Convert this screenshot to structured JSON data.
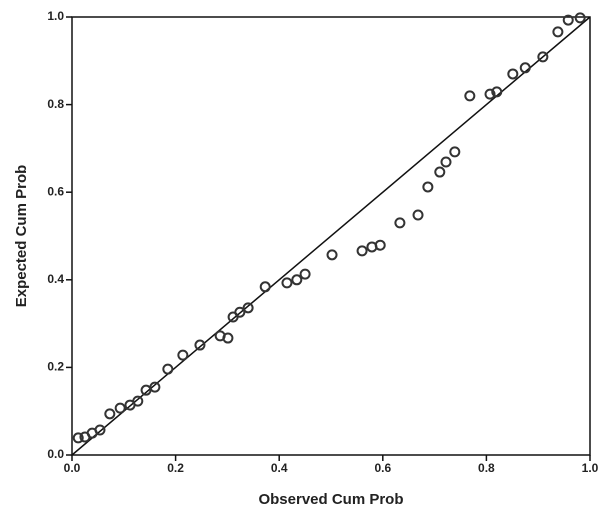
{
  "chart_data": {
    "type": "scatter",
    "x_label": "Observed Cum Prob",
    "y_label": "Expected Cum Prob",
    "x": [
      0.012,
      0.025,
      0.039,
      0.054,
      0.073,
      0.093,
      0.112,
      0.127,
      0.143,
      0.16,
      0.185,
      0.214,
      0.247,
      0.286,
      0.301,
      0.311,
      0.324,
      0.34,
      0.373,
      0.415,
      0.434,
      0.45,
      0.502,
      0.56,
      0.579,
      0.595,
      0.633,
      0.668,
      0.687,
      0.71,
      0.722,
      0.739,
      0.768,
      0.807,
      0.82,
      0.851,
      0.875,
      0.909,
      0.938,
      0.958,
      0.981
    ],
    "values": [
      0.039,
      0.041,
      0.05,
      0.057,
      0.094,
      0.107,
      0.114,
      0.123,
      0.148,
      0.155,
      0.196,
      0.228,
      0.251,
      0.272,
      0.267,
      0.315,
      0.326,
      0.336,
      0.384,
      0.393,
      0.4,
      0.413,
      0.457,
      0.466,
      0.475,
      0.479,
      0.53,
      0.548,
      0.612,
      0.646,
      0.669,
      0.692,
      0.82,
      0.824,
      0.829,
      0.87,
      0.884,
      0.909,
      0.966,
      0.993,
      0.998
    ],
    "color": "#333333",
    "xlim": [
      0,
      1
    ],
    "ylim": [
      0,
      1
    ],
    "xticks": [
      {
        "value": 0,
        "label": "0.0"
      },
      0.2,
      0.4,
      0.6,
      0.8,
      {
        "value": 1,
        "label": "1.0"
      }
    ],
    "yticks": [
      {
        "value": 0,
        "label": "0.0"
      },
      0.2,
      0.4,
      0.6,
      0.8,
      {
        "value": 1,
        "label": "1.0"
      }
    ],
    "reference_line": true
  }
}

_____

* _Directive_
Write out again every line above exactly as given; the pictures do not belong in the copy.

* _Task response_
Convert this screenshot to structured JSON data.
{
  "chart_data": {
    "type": "scatter",
    "x_label": "Observed Cum Prob",
    "y_label": "Expected Cum Prob",
    "x": [
      0.012,
      0.025,
      0.039,
      0.054,
      0.073,
      0.093,
      0.112,
      0.127,
      0.143,
      0.16,
      0.185,
      0.214,
      0.247,
      0.286,
      0.301,
      0.311,
      0.324,
      0.34,
      0.373,
      0.415,
      0.434,
      0.45,
      0.502,
      0.56,
      0.579,
      0.595,
      0.633,
      0.668,
      0.687,
      0.71,
      0.722,
      0.739,
      0.768,
      0.807,
      0.82,
      0.851,
      0.875,
      0.909,
      0.938,
      0.958,
      0.981
    ],
    "values": [
      0.039,
      0.041,
      0.05,
      0.057,
      0.094,
      0.107,
      0.114,
      0.123,
      0.148,
      0.155,
      0.196,
      0.228,
      0.251,
      0.272,
      0.267,
      0.315,
      0.326,
      0.336,
      0.384,
      0.393,
      0.4,
      0.413,
      0.457,
      0.466,
      0.475,
      0.479,
      0.53,
      0.548,
      0.612,
      0.646,
      0.669,
      0.692,
      0.82,
      0.824,
      0.829,
      0.87,
      0.884,
      0.909,
      0.966,
      0.993,
      0.998
    ],
    "color": "#333333",
    "xlim": [
      0,
      1
    ],
    "ylim": [
      0,
      1
    ],
    "xticks": [
      {
        "value": 0,
        "label": "0.0"
      },
      0.2,
      0.4,
      0.6,
      0.8,
      {
        "value": 1,
        "label": "1.0"
      }
    ],
    "yticks": [
      {
        "value": 0,
        "label": "0.0"
      },
      0.2,
      0.4,
      0.6,
      0.8,
      {
        "value": 1,
        "label": "1.0"
      }
    ],
    "reference_line": true
  }
}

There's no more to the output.